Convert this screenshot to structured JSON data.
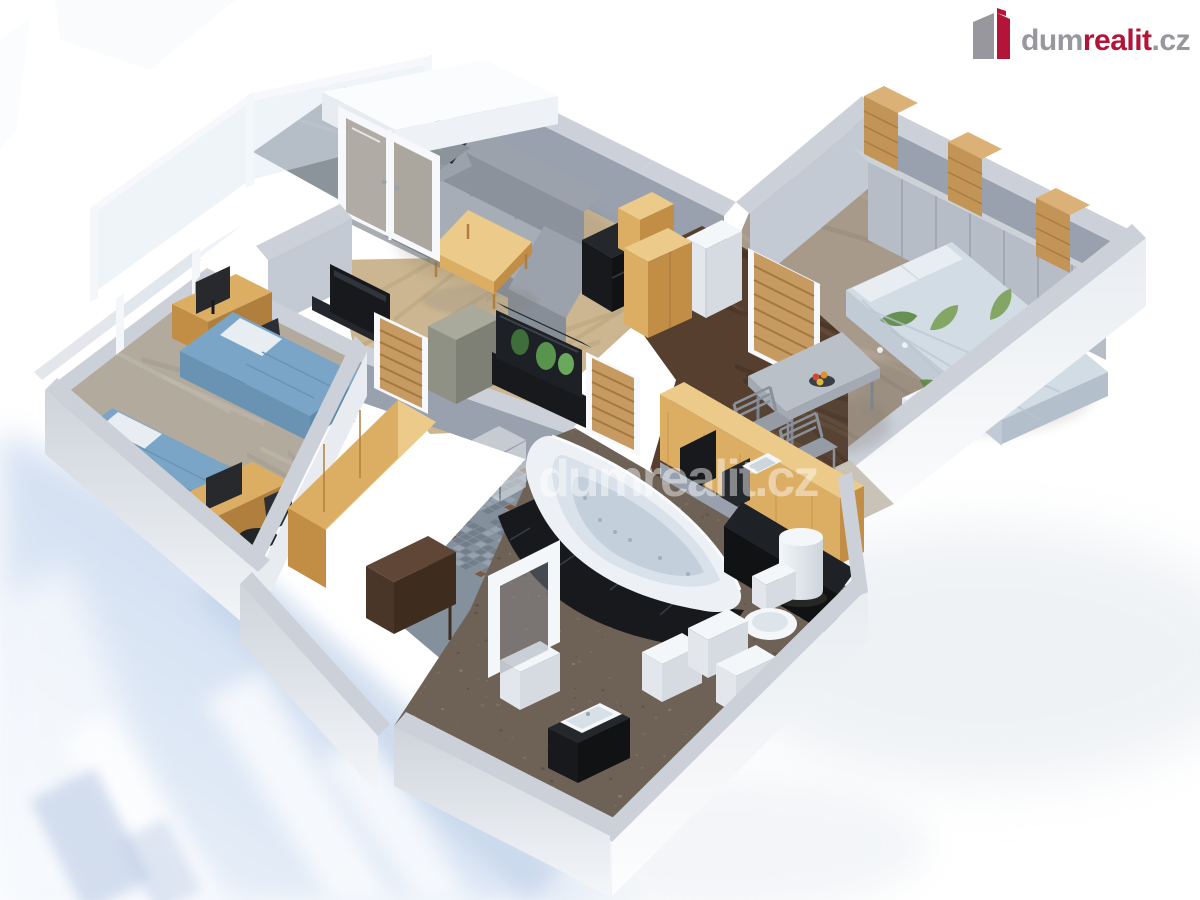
{
  "header": {
    "logo": {
      "icon": "dumrealit-building-icon",
      "text_part_gray1": "dum",
      "text_part_red": "realit",
      "text_part_gray2": ".cz"
    }
  },
  "watermark": {
    "icon": "dumrealit-building-icon",
    "text": "dumrealit.cz",
    "opacity": 0.45
  },
  "scene": {
    "type": "3d-floorplan-render",
    "rooms": [
      {
        "name": "living-room",
        "furniture": [
          "corner-sofa",
          "coffee-table",
          "media-unit",
          "tv",
          "aquarium",
          "oak-cabinets",
          "french-doors"
        ]
      },
      {
        "name": "balcony",
        "furniture": [
          "glass-railing",
          "tiled-floor"
        ]
      },
      {
        "name": "children-room",
        "furniture": [
          "bed-1",
          "bed-2",
          "desk-1",
          "desk-2",
          "office-chairs",
          "monitors",
          "tilted-windows",
          "oak-wardrobe"
        ]
      },
      {
        "name": "master-bedroom",
        "furniture": [
          "double-bed-floral",
          "wardrobe-row",
          "wood-shelf-towers",
          "nightstand",
          "window-sills",
          "slatted-door"
        ]
      },
      {
        "name": "hallway-kitchen",
        "furniture": [
          "dark-wood-floor",
          "fridge",
          "kitchen-counter",
          "cooktop",
          "dining-table",
          "chairs",
          "fruit-bowl",
          "slatted-doors"
        ]
      },
      {
        "name": "bathroom",
        "furniture": [
          "corner-jacuzzi",
          "black-tile-apron",
          "black-counter",
          "water-heater",
          "toilet",
          "washing-machines",
          "sink-vanity",
          "door-frame",
          "mosaic-floor"
        ]
      }
    ],
    "palette": {
      "wallTop": "#ccd1d9",
      "wallIn": "#98a1ad",
      "wallInL": "#c3cad3",
      "wallOut": "#e8ecf0",
      "white": "#f4f7fa",
      "whiteSh": "#e3e7ec",
      "whiteSh2": "#d6dbe2",
      "glass": "#dfeaf3",
      "glassFrame": "#f6f8fb",
      "oakTop": "#eccb8a",
      "oak": "#dcae64",
      "oakDk": "#c28d45",
      "oakDeep": "#b07f3e",
      "oakDoor": "#c69a60",
      "oakSlat": "#a2793f",
      "floorLiv": "#cbb691",
      "livS1": "#dbc8a3",
      "livS2": "#b7a27b",
      "floorKid": "#b2ab9d",
      "kidS1": "#c0bab0",
      "kidS2": "#a0988a",
      "floorMas": "#a79a8b",
      "masS1": "#b6a99b",
      "masS2": "#94877a",
      "floorHall": "#563f2f",
      "hallS1": "#6d5340",
      "hallS2": "#452f22",
      "floorBath": "#6e6156",
      "bathD1": "#7e7065",
      "bathD2": "#5c4f44",
      "bathD3": "#8f8071",
      "mosaic": "#85909d",
      "mosA": "#737e8b",
      "mosB": "#98a2ae",
      "mosC": "#7b5a44",
      "marble": "#c9c2b6",
      "sofa": "#9ba2ac",
      "sofaL": "#a7adb6",
      "sofaD": "#8b929c",
      "sofaD2": "#868e98",
      "blue": "#7ba5c6",
      "blueD": "#6a93b3",
      "blueD2": "#5f89a9",
      "pillow": "#e8edf2",
      "floral": "#d2dce5",
      "floralD": "#b9c6d2",
      "floralS1": "#c0cbd5",
      "floralS2": "#b3bfca",
      "leaf": "#7aa057",
      "leafD": "#5d8743",
      "black": "#17191d",
      "black2": "#24272c",
      "black3": "#101214",
      "blackHi": "#2f353b",
      "grayCab": "#a9aa9c",
      "grayCabD": "#8f9184",
      "grayCabD2": "#7e8076",
      "wrdFront": "#b6bdc7",
      "wrdTop": "#cdd2d8",
      "wrdSeam": "#9aa2ae",
      "tableTop": "#b9c0c8",
      "tableEdge": "#a3aab4",
      "chair": "#959ca6",
      "chairD": "#8a919b",
      "tub": "#edf1f5",
      "tubIn": "#d9e2ea",
      "tubIn2": "#c3d0dc",
      "tubRim": "#fafcfe",
      "tubJet": "#9fb0bf",
      "woodTower": "#dcb177",
      "woodTowerD": "#c29455",
      "brownDesk": "#5f4637",
      "brownDeskD": "#4a3628",
      "brownDeskD2": "#3e2d1e",
      "shadowBlue": "#c9d8ee",
      "shadowBlue2": "#b9cce6",
      "shadowCorner": "#a9bdde",
      "slabA": "#ced4db",
      "slabB": "#f4f6f9",
      "outA": "#e9edf1",
      "outB": "#fdfdfe",
      "shA": "#c9d8ee",
      "shB": "#eef4fb",
      "cylA": "#f3f6f9",
      "cylB": "#cdd4db",
      "fruitRed": "#cf4a30",
      "fruitOrange": "#e0912f",
      "fruitYellow": "#d9b93c",
      "logoGray": "#97979d",
      "logoRed": "#b41437",
      "wmWhite": "#ffffff"
    }
  }
}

________

Set exercise
Each record above should come back exactly the same, only without its pictures.

Full answer
Convert this screenshot to structured JSON data.
{
  "header": {
    "logo": {
      "icon": "dumrealit-building-icon",
      "text_part_gray1": "dum",
      "text_part_red": "realit",
      "text_part_gray2": ".cz"
    }
  },
  "watermark": {
    "icon": "dumrealit-building-icon",
    "text": "dumrealit.cz",
    "opacity": 0.45
  },
  "scene": {
    "type": "3d-floorplan-render",
    "rooms": [
      {
        "name": "living-room",
        "furniture": [
          "corner-sofa",
          "coffee-table",
          "media-unit",
          "tv",
          "aquarium",
          "oak-cabinets",
          "french-doors"
        ]
      },
      {
        "name": "balcony",
        "furniture": [
          "glass-railing",
          "tiled-floor"
        ]
      },
      {
        "name": "children-room",
        "furniture": [
          "bed-1",
          "bed-2",
          "desk-1",
          "desk-2",
          "office-chairs",
          "monitors",
          "tilted-windows",
          "oak-wardrobe"
        ]
      },
      {
        "name": "master-bedroom",
        "furniture": [
          "double-bed-floral",
          "wardrobe-row",
          "wood-shelf-towers",
          "nightstand",
          "window-sills",
          "slatted-door"
        ]
      },
      {
        "name": "hallway-kitchen",
        "furniture": [
          "dark-wood-floor",
          "fridge",
          "kitchen-counter",
          "cooktop",
          "dining-table",
          "chairs",
          "fruit-bowl",
          "slatted-doors"
        ]
      },
      {
        "name": "bathroom",
        "furniture": [
          "corner-jacuzzi",
          "black-tile-apron",
          "black-counter",
          "water-heater",
          "toilet",
          "washing-machines",
          "sink-vanity",
          "door-frame",
          "mosaic-floor"
        ]
      }
    ],
    "palette": {
      "wallTop": "#ccd1d9",
      "wallIn": "#98a1ad",
      "wallInL": "#c3cad3",
      "wallOut": "#e8ecf0",
      "white": "#f4f7fa",
      "whiteSh": "#e3e7ec",
      "whiteSh2": "#d6dbe2",
      "glass": "#dfeaf3",
      "glassFrame": "#f6f8fb",
      "oakTop": "#eccb8a",
      "oak": "#dcae64",
      "oakDk": "#c28d45",
      "oakDeep": "#b07f3e",
      "oakDoor": "#c69a60",
      "oakSlat": "#a2793f",
      "floorLiv": "#cbb691",
      "livS1": "#dbc8a3",
      "livS2": "#b7a27b",
      "floorKid": "#b2ab9d",
      "kidS1": "#c0bab0",
      "kidS2": "#a0988a",
      "floorMas": "#a79a8b",
      "masS1": "#b6a99b",
      "masS2": "#94877a",
      "floorHall": "#563f2f",
      "hallS1": "#6d5340",
      "hallS2": "#452f22",
      "floorBath": "#6e6156",
      "bathD1": "#7e7065",
      "bathD2": "#5c4f44",
      "bathD3": "#8f8071",
      "mosaic": "#85909d",
      "mosA": "#737e8b",
      "mosB": "#98a2ae",
      "mosC": "#7b5a44",
      "marble": "#c9c2b6",
      "sofa": "#9ba2ac",
      "sofaL": "#a7adb6",
      "sofaD": "#8b929c",
      "sofaD2": "#868e98",
      "blue": "#7ba5c6",
      "blueD": "#6a93b3",
      "blueD2": "#5f89a9",
      "pillow": "#e8edf2",
      "floral": "#d2dce5",
      "floralD": "#b9c6d2",
      "floralS1": "#c0cbd5",
      "floralS2": "#b3bfca",
      "leaf": "#7aa057",
      "leafD": "#5d8743",
      "black": "#17191d",
      "black2": "#24272c",
      "black3": "#101214",
      "blackHi": "#2f353b",
      "grayCab": "#a9aa9c",
      "grayCabD": "#8f9184",
      "grayCabD2": "#7e8076",
      "wrdFront": "#b6bdc7",
      "wrdTop": "#cdd2d8",
      "wrdSeam": "#9aa2ae",
      "tableTop": "#b9c0c8",
      "tableEdge": "#a3aab4",
      "chair": "#959ca6",
      "chairD": "#8a919b",
      "tub": "#edf1f5",
      "tubIn": "#d9e2ea",
      "tubIn2": "#c3d0dc",
      "tubRim": "#fafcfe",
      "tubJet": "#9fb0bf",
      "woodTower": "#dcb177",
      "woodTowerD": "#c29455",
      "brownDesk": "#5f4637",
      "brownDeskD": "#4a3628",
      "brownDeskD2": "#3e2d1e",
      "shadowBlue": "#c9d8ee",
      "shadowBlue2": "#b9cce6",
      "shadowCorner": "#a9bdde",
      "slabA": "#ced4db",
      "slabB": "#f4f6f9",
      "outA": "#e9edf1",
      "outB": "#fdfdfe",
      "shA": "#c9d8ee",
      "shB": "#eef4fb",
      "cylA": "#f3f6f9",
      "cylB": "#cdd4db",
      "fruitRed": "#cf4a30",
      "fruitOrange": "#e0912f",
      "fruitYellow": "#d9b93c",
      "logoGray": "#97979d",
      "logoRed": "#b41437",
      "wmWhite": "#ffffff"
    }
  }
}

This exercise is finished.